┏━━

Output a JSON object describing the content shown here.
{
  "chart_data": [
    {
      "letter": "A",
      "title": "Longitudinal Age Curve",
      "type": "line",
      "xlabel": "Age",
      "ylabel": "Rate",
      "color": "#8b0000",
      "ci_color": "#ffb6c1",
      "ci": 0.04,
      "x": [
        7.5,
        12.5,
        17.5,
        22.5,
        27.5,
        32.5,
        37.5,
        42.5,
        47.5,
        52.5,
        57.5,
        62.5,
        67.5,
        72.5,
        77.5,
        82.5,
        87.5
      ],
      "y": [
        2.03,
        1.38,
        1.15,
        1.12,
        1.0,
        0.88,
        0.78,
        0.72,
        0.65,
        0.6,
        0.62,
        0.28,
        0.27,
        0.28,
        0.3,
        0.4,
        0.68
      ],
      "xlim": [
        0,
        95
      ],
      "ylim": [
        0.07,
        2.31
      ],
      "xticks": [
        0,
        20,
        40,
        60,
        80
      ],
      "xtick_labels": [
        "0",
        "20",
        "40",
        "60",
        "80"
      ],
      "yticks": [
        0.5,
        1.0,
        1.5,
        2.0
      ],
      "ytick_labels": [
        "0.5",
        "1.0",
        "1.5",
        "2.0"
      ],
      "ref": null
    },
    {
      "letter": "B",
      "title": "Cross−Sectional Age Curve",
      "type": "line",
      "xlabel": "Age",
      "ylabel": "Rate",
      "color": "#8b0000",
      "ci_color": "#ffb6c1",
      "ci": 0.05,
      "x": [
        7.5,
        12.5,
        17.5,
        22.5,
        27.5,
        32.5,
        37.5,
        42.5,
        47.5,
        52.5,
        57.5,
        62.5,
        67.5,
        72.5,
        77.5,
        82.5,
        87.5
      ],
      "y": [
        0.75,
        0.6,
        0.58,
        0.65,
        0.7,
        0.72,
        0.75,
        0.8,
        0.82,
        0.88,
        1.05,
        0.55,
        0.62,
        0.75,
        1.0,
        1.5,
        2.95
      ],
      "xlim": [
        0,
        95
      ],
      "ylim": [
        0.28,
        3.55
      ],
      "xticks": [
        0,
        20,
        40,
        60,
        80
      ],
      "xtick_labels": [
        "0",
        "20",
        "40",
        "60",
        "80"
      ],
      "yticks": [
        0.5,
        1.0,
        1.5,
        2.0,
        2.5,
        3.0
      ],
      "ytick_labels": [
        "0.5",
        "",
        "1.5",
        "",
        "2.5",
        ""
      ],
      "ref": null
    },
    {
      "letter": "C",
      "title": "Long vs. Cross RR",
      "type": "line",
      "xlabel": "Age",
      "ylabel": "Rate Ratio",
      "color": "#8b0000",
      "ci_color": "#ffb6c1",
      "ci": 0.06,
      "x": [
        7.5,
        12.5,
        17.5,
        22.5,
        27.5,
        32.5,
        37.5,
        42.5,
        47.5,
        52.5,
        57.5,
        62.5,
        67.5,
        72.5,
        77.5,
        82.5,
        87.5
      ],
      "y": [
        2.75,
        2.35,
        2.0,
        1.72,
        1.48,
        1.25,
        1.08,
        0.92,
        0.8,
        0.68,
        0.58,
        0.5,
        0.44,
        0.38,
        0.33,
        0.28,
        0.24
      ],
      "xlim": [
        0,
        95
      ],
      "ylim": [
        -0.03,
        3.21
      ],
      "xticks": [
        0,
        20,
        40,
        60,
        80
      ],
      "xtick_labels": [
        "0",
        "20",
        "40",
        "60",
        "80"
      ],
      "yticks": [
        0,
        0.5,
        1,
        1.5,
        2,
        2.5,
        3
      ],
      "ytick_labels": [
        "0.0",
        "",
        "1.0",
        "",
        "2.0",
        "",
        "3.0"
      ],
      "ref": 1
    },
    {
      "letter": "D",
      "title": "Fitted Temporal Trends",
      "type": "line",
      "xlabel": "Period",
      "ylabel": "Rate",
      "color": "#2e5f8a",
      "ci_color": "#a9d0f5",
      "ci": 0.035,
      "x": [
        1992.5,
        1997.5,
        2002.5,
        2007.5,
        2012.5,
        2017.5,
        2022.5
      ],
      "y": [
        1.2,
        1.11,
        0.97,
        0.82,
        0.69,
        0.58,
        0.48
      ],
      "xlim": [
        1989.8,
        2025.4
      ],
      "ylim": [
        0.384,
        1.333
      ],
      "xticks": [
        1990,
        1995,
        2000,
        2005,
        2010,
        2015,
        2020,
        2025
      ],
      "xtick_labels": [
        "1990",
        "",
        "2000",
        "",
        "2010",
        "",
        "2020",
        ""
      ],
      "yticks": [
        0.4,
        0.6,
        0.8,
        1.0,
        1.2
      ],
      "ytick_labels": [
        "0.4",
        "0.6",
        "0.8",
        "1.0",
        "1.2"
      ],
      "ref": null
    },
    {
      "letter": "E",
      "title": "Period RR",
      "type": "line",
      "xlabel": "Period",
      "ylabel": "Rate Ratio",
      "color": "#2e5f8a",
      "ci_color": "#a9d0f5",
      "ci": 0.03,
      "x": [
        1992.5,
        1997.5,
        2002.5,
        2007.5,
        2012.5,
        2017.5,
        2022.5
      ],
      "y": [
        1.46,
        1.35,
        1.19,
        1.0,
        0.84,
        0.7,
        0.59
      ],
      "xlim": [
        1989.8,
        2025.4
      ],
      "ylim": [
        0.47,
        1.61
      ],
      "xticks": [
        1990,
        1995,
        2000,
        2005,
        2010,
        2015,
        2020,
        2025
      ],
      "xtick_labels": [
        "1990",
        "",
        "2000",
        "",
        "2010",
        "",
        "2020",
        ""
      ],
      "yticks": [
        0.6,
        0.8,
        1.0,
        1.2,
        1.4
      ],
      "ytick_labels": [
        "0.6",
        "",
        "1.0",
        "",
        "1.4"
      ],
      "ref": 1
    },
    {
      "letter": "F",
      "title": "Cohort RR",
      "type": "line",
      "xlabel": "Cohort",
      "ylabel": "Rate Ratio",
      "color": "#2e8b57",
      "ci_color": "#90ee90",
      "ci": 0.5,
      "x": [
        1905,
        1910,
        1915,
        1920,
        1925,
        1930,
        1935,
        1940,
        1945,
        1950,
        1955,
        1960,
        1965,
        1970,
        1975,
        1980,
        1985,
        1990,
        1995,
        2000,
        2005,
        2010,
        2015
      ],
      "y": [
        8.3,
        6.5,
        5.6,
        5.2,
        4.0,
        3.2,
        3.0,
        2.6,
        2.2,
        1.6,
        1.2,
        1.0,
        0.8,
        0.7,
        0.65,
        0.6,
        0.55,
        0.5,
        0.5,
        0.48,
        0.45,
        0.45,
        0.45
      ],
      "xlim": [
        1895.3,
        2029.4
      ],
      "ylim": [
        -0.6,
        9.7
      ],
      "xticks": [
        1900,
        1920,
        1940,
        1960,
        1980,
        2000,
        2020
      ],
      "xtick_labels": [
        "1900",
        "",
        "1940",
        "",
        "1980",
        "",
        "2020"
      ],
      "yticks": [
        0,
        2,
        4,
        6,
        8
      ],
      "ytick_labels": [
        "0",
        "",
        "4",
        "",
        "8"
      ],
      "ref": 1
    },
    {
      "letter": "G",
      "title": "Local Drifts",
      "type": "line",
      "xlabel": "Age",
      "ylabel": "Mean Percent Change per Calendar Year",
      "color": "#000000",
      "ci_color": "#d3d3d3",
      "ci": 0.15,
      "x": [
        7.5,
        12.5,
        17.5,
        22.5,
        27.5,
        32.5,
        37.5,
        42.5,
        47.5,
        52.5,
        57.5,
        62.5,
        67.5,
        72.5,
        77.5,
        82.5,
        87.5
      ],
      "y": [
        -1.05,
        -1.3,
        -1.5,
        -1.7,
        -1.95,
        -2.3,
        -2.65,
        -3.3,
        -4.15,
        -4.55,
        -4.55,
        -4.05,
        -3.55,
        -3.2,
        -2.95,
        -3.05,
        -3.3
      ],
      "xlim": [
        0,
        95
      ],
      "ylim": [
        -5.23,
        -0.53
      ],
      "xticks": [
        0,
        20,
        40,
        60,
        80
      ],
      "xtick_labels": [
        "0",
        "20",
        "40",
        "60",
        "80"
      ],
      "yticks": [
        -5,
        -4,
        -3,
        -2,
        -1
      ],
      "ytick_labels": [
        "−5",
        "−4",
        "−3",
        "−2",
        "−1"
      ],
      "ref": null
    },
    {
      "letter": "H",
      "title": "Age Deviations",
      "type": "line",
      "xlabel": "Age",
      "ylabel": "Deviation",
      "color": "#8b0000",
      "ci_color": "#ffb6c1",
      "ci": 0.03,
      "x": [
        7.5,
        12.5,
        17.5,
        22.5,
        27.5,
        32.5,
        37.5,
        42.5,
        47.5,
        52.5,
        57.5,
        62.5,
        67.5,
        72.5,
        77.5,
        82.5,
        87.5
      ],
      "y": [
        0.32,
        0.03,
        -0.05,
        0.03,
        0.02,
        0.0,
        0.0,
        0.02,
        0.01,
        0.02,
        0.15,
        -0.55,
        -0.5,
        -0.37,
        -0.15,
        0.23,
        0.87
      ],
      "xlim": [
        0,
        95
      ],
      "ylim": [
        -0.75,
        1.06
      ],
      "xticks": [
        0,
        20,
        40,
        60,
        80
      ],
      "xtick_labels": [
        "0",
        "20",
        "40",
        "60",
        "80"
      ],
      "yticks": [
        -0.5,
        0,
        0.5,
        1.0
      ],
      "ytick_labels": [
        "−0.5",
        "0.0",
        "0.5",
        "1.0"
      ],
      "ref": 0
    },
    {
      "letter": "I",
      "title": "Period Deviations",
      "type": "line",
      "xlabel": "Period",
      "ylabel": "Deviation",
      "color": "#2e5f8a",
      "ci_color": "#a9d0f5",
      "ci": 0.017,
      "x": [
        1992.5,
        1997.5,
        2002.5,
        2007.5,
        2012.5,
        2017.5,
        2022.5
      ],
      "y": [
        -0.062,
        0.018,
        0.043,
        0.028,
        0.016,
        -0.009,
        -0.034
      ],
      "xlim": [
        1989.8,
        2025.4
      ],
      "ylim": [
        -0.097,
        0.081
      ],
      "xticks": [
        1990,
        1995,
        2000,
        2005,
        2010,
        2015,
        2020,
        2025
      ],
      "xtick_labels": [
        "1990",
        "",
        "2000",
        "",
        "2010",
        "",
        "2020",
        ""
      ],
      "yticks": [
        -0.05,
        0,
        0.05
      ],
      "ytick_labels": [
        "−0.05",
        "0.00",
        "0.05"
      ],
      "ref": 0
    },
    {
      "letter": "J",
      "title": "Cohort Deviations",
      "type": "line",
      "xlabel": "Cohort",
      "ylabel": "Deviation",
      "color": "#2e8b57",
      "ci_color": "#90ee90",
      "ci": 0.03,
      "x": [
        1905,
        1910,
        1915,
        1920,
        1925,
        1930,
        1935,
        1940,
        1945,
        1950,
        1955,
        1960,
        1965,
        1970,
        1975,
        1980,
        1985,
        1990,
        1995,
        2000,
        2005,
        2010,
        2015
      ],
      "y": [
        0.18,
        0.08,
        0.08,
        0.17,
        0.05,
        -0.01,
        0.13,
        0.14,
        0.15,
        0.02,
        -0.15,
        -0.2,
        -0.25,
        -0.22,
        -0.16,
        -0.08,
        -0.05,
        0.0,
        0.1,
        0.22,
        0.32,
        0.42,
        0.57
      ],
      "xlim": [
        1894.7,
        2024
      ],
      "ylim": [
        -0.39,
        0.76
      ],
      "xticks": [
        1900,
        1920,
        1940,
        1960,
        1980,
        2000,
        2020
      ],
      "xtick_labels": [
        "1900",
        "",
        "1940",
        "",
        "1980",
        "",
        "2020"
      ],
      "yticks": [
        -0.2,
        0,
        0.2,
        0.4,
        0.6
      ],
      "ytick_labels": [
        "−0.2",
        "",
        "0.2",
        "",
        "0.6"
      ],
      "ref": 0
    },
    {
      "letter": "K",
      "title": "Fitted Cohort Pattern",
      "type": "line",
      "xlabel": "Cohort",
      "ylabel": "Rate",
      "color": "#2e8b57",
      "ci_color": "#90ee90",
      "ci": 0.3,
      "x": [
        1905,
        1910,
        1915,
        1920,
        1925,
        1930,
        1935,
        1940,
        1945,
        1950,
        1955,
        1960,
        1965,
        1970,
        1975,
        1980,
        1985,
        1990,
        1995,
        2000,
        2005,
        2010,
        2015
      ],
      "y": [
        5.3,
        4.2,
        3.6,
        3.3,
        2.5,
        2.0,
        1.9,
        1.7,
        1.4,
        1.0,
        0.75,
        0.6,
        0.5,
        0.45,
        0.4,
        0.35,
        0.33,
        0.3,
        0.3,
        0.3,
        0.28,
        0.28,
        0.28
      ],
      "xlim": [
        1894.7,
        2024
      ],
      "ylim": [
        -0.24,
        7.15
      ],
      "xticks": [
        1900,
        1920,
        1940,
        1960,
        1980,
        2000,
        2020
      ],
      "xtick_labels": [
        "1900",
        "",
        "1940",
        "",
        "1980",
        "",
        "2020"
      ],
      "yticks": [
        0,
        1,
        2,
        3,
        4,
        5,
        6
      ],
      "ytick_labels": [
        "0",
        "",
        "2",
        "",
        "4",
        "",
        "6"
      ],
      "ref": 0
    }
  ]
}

┗━━

EXERCISE INSTRUCTIONS >>
State how many lines in the records above contain the word "Deviations", and give only that number.

TASK ANSWER >>
3